**TASK DESCRIPTION:** Write out the lines from the one containing "mass-cell: 1540+ 180N — [656, 588, 712, 634]" up to and including the one containing "table-row: 100FYL-20 30" as a numbered list, skipping any blank lines.

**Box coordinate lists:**
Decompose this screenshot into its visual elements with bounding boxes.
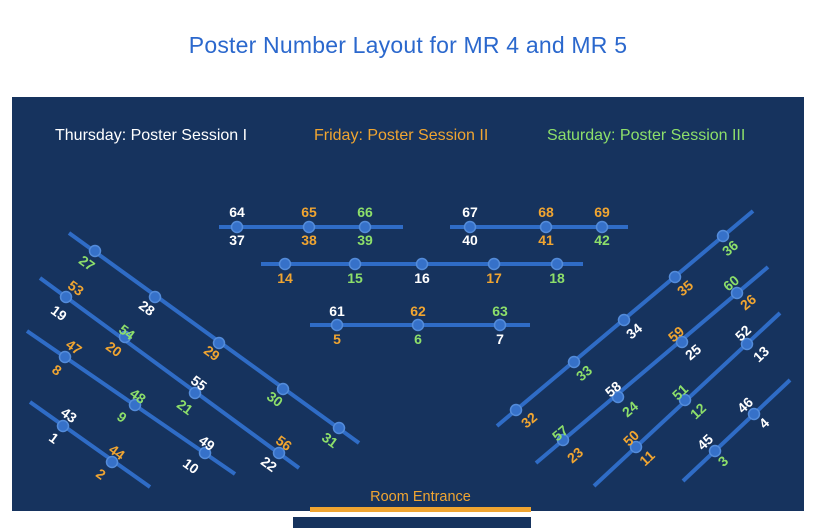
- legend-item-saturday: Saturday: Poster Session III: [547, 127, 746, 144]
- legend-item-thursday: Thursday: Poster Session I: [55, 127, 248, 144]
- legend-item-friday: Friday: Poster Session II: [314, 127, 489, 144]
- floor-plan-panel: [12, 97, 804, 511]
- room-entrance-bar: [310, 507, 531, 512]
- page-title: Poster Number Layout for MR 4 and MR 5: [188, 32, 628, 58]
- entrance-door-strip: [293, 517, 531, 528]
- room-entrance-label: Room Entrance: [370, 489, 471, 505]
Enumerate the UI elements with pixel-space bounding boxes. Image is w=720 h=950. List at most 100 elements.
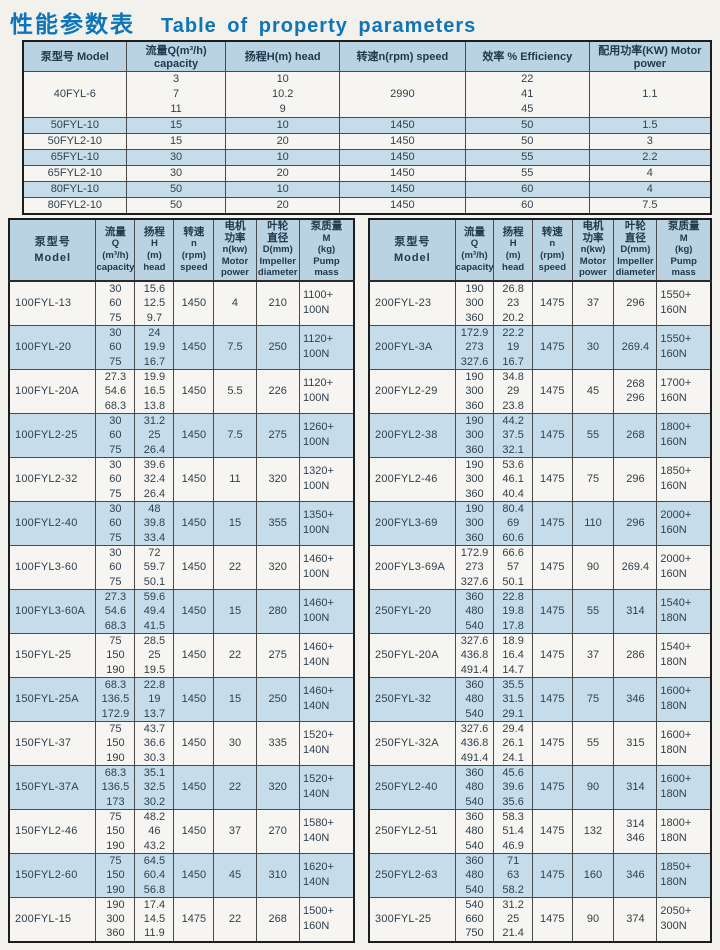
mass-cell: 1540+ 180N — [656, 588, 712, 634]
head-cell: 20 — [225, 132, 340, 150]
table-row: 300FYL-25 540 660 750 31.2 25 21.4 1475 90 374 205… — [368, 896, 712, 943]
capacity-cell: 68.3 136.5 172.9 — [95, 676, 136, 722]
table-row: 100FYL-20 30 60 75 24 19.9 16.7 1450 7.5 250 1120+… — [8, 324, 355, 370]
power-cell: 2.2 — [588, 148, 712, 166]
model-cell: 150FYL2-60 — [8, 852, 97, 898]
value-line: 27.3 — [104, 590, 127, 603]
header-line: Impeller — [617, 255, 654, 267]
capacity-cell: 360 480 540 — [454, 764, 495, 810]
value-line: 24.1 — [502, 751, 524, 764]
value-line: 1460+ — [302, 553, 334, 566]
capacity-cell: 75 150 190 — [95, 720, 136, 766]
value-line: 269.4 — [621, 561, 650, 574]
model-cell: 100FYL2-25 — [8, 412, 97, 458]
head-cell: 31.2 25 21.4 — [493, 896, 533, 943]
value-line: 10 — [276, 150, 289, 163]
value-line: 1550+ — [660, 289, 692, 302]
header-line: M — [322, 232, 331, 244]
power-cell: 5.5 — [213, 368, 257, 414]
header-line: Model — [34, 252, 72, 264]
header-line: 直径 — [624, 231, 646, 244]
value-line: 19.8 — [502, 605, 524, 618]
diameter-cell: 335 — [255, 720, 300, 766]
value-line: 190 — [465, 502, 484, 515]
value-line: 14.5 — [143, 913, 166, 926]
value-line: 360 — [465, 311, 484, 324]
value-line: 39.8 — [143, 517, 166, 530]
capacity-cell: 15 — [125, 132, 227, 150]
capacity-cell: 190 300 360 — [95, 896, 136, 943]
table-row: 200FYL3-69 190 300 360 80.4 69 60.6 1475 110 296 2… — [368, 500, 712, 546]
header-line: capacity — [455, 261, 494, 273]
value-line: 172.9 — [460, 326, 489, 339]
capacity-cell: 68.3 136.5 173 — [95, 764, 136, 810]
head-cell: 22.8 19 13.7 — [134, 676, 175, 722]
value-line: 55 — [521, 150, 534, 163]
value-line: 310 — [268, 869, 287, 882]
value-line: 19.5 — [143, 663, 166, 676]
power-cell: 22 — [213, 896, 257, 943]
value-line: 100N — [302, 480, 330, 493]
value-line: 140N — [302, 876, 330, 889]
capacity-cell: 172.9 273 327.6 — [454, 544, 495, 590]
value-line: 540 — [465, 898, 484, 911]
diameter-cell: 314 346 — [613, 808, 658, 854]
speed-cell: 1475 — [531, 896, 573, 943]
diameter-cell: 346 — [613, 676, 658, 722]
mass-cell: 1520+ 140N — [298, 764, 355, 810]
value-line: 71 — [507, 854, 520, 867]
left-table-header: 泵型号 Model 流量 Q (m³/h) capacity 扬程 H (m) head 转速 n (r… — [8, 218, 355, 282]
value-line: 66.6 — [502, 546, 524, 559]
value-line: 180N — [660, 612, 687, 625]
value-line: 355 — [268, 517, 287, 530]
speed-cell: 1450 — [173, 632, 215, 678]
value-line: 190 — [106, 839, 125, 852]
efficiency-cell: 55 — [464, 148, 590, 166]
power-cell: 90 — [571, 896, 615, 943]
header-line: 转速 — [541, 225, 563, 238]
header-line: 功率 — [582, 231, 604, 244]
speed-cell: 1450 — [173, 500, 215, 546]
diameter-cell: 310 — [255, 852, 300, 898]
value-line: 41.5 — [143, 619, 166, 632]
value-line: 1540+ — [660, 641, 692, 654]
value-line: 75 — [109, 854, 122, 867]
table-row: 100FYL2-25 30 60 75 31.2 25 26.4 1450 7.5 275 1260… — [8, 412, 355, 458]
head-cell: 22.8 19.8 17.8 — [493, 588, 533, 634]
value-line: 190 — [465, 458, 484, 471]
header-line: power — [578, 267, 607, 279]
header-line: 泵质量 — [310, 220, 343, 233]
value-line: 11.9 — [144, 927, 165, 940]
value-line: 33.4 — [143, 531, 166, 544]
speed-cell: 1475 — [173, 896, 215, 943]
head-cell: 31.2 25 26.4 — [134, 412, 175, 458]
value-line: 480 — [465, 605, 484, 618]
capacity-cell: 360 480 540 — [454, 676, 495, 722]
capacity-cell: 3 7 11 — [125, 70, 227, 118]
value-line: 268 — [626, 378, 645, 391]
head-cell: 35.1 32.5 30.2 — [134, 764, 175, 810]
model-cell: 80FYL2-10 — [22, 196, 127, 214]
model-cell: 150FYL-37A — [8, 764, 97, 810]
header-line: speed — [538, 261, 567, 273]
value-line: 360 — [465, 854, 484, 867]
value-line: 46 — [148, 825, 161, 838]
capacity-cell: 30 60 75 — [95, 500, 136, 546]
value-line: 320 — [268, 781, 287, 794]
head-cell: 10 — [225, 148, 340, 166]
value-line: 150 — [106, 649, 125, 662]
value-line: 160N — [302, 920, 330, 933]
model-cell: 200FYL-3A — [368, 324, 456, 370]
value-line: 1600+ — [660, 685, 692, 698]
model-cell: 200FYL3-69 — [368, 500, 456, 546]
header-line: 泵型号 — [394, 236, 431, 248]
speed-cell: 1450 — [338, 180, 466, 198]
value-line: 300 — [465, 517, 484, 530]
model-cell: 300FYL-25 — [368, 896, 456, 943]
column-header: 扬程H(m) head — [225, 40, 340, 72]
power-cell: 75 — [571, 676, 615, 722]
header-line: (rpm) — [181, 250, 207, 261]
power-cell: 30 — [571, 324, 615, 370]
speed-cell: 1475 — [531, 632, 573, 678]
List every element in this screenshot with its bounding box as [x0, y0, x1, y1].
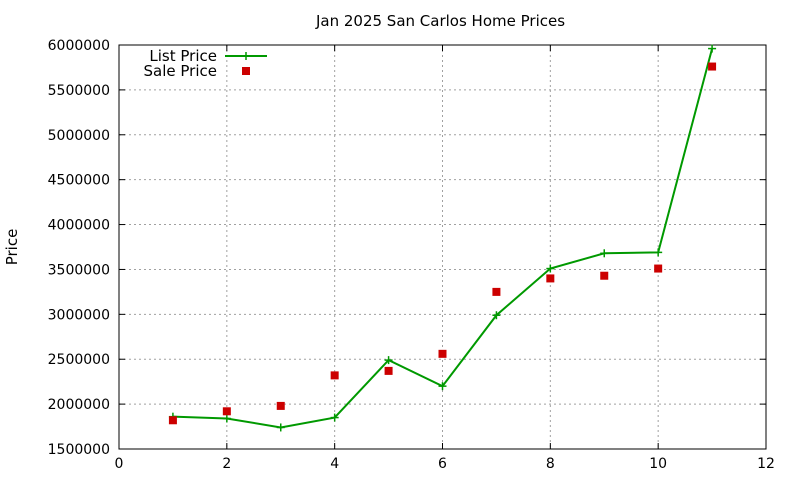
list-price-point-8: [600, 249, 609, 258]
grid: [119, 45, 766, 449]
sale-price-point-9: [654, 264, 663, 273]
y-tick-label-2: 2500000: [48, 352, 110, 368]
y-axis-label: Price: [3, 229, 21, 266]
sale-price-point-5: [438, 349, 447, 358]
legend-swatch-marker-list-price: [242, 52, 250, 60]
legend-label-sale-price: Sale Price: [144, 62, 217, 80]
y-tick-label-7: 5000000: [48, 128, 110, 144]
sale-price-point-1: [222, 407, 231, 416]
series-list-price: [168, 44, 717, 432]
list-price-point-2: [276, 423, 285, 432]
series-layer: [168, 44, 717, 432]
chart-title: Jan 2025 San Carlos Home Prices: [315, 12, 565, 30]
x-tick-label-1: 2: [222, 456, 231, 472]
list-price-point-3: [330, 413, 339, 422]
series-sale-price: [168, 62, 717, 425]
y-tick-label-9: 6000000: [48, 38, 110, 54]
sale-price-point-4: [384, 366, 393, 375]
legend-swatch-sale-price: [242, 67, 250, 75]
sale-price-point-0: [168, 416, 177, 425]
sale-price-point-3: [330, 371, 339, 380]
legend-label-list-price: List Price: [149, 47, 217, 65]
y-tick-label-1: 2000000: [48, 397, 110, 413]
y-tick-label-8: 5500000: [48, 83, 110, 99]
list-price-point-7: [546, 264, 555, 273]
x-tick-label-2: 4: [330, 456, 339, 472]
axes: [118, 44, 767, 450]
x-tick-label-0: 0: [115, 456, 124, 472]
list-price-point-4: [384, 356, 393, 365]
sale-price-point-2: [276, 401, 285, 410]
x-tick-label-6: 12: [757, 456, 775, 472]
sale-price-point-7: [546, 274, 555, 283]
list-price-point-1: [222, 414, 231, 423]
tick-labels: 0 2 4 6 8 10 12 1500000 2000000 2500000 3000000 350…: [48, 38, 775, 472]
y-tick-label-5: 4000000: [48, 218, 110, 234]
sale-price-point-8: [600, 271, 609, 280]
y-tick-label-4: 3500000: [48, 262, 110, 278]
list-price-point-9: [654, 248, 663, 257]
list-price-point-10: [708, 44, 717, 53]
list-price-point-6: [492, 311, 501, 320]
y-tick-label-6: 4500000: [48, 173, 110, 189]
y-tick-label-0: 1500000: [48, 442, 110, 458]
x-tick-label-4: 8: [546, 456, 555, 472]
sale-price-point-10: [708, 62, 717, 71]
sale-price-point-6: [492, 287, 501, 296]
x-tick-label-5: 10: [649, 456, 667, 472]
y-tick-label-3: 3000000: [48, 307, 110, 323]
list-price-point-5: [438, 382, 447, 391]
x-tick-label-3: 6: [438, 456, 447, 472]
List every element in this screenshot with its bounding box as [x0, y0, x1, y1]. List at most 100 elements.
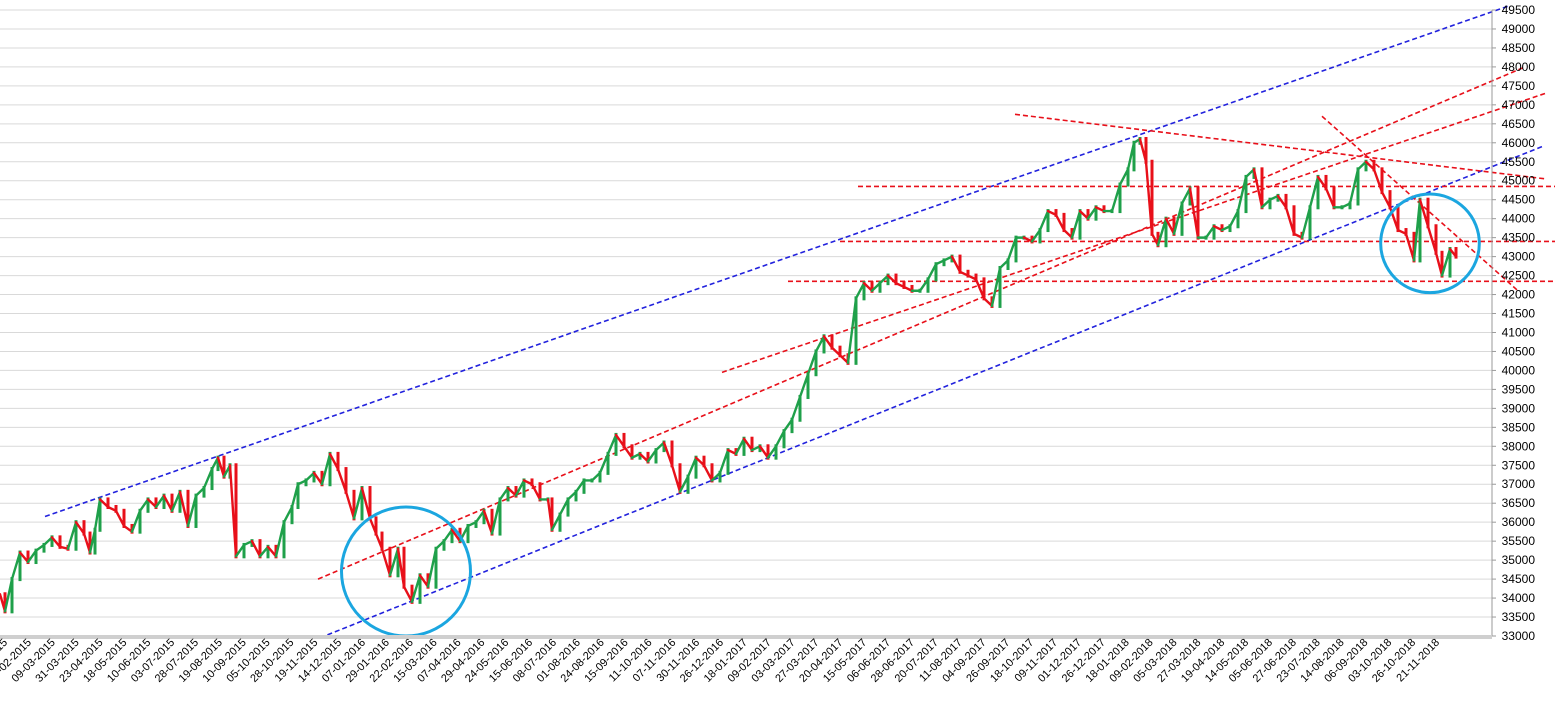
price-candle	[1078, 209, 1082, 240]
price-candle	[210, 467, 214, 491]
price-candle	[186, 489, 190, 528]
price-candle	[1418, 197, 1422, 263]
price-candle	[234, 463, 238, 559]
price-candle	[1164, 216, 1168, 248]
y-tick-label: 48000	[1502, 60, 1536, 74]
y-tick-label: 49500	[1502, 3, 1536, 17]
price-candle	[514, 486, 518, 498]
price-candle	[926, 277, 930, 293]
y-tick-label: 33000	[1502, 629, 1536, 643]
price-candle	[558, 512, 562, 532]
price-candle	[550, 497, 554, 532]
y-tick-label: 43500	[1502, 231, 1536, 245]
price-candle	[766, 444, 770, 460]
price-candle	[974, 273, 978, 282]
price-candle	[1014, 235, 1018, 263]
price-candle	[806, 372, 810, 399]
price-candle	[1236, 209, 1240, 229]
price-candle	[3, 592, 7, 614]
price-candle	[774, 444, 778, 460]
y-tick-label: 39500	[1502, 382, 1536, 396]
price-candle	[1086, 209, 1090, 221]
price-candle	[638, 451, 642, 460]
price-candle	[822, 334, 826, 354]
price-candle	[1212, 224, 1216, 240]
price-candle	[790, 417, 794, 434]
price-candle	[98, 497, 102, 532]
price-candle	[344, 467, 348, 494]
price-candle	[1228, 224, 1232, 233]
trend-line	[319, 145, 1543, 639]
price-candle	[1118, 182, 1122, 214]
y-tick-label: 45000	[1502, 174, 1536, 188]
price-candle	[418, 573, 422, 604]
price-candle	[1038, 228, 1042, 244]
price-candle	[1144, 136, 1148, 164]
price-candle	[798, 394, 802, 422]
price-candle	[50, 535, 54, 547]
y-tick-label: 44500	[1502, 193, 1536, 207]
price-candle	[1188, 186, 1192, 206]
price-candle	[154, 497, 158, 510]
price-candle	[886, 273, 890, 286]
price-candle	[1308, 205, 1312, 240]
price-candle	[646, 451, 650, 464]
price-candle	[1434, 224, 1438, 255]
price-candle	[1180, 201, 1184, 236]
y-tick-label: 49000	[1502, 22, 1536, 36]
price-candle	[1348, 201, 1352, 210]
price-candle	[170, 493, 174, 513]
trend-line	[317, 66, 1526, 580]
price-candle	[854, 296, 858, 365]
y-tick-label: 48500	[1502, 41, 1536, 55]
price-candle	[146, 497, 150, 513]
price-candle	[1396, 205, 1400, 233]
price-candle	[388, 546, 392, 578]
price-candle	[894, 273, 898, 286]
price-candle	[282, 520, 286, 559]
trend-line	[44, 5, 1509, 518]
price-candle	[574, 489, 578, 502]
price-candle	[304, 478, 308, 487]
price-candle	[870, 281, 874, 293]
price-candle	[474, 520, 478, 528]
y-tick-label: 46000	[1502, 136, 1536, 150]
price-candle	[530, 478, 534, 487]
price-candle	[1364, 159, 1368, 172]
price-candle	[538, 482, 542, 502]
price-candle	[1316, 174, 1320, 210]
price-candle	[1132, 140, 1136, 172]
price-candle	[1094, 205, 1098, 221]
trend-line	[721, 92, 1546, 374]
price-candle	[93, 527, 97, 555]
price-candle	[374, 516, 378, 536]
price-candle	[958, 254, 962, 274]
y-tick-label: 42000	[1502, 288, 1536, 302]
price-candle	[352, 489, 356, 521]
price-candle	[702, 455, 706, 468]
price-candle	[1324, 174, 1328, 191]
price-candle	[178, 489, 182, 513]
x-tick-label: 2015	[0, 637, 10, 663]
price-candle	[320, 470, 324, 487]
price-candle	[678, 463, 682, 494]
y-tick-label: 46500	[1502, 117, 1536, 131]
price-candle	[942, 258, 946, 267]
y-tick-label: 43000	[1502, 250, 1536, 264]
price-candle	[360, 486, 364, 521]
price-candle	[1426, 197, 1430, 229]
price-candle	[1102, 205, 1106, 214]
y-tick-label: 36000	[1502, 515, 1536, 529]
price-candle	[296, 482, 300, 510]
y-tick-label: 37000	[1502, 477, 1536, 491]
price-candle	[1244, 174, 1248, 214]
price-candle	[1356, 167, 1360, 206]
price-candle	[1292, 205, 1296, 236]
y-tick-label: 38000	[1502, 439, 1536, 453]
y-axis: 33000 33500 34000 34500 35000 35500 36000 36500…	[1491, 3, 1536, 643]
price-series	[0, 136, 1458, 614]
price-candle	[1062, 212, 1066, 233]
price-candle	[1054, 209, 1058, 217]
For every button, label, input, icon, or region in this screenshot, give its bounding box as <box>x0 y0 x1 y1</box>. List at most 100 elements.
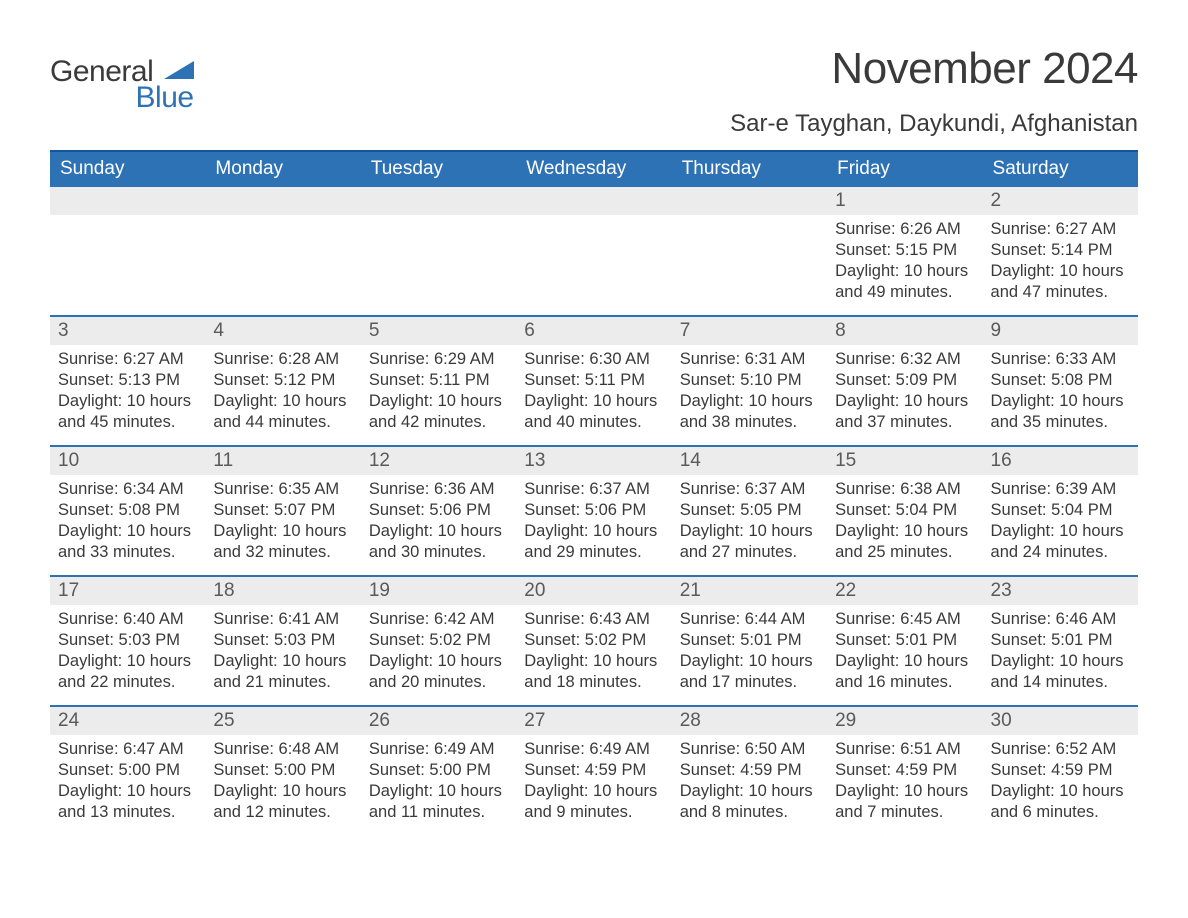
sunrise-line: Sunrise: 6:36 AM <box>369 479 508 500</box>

**OUTPUT OF THE TASK:**
1. mass-cell: 1540+ 180N — [656, 588, 712, 634]
2. head-cell: 20 — [225, 132, 340, 150]
3. table-row: 300FYL-25 540 660 750 31.2 25 21.4 1475 90 374 205… — [368, 896, 712, 943]
4. capacity-cell: 68.3 136.5 172.9 — [95, 676, 136, 722]
5. table-row: 100FYL-20 30 60 75 24 19.9 16.7 1450 7.5 250 1120+… — [8, 324, 355, 370]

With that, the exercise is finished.